_Set exercise_: Write out the records again, exactly, leaving none out.

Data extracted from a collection
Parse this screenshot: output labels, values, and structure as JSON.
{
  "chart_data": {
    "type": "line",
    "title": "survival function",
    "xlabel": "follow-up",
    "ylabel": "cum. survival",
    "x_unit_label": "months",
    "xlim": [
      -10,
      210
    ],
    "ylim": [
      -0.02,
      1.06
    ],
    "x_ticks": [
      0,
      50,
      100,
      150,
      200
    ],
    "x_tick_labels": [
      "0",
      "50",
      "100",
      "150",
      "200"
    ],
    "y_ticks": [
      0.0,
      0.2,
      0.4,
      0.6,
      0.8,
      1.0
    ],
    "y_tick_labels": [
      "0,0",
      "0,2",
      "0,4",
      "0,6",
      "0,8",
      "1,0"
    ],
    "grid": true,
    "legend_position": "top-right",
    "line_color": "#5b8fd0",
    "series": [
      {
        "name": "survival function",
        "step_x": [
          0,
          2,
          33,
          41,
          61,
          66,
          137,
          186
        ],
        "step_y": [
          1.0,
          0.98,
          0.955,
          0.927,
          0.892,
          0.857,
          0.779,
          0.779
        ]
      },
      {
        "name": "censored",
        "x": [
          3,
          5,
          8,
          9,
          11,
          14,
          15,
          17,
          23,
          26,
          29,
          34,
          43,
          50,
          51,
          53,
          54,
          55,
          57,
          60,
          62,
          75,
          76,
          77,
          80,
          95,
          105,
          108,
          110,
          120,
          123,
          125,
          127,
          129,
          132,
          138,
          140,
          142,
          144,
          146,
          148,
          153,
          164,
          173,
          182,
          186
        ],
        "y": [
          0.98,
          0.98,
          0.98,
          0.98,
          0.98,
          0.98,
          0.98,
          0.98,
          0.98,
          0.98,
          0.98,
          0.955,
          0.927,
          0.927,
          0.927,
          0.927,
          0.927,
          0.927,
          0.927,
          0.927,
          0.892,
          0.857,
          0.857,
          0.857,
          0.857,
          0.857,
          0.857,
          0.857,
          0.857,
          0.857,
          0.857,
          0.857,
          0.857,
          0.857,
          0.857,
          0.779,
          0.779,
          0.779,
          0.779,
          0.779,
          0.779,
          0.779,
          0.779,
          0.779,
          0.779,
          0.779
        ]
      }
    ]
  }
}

_Solution for this task_:
Parse this screenshot: output labels, values, and structure as JSON.
{
  "chart_data": {
    "type": "line",
    "title": "survival function",
    "xlabel": "follow-up",
    "ylabel": "cum. survival",
    "x_unit_label": "months",
    "xlim": [
      -10,
      210
    ],
    "ylim": [
      -0.02,
      1.06
    ],
    "x_ticks": [
      0,
      50,
      100,
      150,
      200
    ],
    "x_tick_labels": [
      "0",
      "50",
      "100",
      "150",
      "200"
    ],
    "y_ticks": [
      0.0,
      0.2,
      0.4,
      0.6,
      0.8,
      1.0
    ],
    "y_tick_labels": [
      "0,0",
      "0,2",
      "0,4",
      "0,6",
      "0,8",
      "1,0"
    ],
    "grid": true,
    "legend_position": "top-right",
    "line_color": "#5b8fd0",
    "series": [
      {
        "name": "survival function",
        "step_x": [
          0,
          2,
          33,
          41,
          61,
          66,
          137,
          186
        ],
        "step_y": [
          1.0,
          0.98,
          0.955,
          0.927,
          0.892,
          0.857,
          0.779,
          0.779
        ]
      },
      {
        "name": "censored",
        "x": [
          3,
          5,
          8,
          9,
          11,
          14,
          15,
          17,
          23,
          26,
          29,
          34,
          43,
          50,
          51,
          53,
          54,
          55,
          57,
          60,
          62,
          75,
          76,
          77,
          80,
          95,
          105,
          108,
          110,
          120,
          123,
          125,
          127,
          129,
          132,
          138,
          140,
          142,
          144,
          146,
          148,
          153,
          164,
          173,
          182,
          186
        ],
        "y": [
          0.98,
          0.98,
          0.98,
          0.98,
          0.98,
          0.98,
          0.98,
          0.98,
          0.98,
          0.98,
          0.98,
          0.955,
          0.927,
          0.927,
          0.927,
          0.927,
          0.927,
          0.927,
          0.927,
          0.927,
          0.892,
          0.857,
          0.857,
          0.857,
          0.857,
          0.857,
          0.857,
          0.857,
          0.857,
          0.857,
          0.857,
          0.857,
          0.857,
          0.857,
          0.857,
          0.779,
          0.779,
          0.779,
          0.779,
          0.779,
          0.779,
          0.779,
          0.779,
          0.779,
          0.779,
          0.779
        ]
      }
    ]
  }
}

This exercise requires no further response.